JOB :: Lines holding the string "Commodity" are the ones to copy from this listing.

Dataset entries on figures
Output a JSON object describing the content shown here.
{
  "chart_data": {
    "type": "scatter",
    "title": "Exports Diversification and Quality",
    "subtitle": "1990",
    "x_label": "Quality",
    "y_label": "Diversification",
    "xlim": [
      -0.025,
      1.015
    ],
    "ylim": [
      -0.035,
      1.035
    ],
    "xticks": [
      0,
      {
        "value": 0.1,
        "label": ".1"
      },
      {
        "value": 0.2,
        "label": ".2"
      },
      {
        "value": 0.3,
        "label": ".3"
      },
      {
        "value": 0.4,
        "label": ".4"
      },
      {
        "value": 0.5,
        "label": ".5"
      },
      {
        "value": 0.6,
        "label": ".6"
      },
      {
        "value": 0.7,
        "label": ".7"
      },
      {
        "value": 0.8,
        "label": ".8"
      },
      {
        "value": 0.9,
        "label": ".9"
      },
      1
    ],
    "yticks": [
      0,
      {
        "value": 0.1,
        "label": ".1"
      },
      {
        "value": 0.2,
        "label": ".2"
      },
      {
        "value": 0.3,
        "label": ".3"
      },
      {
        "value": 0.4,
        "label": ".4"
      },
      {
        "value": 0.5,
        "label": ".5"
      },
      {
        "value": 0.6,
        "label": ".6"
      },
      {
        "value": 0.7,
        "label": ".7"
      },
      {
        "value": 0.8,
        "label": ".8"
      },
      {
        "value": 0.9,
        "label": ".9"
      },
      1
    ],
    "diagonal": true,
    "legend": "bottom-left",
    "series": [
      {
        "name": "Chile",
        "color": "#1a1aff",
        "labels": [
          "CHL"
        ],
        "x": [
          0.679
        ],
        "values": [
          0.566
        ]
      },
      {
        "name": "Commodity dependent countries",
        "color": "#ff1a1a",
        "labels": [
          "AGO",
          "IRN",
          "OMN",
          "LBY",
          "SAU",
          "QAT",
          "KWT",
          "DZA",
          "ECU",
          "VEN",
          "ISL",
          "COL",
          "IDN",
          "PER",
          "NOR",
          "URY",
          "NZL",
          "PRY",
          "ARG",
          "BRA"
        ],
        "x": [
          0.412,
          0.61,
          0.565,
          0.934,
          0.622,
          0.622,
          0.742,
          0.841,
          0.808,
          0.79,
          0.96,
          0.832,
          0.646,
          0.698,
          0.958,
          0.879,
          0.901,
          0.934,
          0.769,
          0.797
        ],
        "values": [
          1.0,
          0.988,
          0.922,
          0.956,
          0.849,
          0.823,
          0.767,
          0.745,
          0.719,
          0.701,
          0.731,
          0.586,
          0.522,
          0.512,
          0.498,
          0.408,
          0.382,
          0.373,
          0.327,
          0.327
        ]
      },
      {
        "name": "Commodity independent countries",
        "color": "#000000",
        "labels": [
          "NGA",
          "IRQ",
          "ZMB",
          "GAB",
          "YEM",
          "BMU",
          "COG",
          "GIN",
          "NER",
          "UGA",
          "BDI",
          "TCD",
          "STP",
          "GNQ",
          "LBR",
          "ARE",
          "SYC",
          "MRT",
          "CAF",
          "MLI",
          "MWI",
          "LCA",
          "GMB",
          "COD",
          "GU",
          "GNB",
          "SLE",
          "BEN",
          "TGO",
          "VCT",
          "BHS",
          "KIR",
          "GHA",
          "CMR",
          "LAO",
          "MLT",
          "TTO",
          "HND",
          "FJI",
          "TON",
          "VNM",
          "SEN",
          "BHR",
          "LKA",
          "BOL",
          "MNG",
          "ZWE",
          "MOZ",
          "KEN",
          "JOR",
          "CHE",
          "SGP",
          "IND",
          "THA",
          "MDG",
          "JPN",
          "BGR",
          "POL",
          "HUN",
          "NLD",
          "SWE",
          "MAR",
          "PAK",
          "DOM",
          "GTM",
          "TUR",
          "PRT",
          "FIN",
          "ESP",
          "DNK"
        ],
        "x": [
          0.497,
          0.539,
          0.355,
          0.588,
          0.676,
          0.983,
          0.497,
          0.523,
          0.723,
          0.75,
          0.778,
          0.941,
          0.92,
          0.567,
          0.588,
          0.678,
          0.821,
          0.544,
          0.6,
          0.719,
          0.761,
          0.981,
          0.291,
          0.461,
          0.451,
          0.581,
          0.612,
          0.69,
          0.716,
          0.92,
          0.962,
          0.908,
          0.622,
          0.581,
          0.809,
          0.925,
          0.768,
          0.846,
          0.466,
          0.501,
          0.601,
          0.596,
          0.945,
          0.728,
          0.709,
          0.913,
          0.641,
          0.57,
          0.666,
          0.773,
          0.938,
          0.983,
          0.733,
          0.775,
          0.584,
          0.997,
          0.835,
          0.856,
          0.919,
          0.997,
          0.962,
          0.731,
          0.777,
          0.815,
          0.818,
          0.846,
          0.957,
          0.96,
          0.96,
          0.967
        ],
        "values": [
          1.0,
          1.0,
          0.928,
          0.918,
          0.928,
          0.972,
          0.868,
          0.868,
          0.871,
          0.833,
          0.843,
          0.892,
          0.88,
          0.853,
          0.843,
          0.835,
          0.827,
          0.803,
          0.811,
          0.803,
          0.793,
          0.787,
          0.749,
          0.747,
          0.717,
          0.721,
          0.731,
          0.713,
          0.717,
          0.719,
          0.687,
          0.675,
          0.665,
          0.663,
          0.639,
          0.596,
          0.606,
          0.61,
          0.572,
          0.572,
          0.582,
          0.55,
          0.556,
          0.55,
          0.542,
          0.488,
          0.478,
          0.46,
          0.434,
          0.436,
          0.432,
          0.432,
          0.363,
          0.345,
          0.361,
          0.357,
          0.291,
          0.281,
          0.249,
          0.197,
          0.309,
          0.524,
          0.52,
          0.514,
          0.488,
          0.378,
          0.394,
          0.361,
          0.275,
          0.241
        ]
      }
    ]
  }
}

COMPLETE OUTPUT ::
        "name": "Commodity dependent countries",
        "name": "Commodity independent countries",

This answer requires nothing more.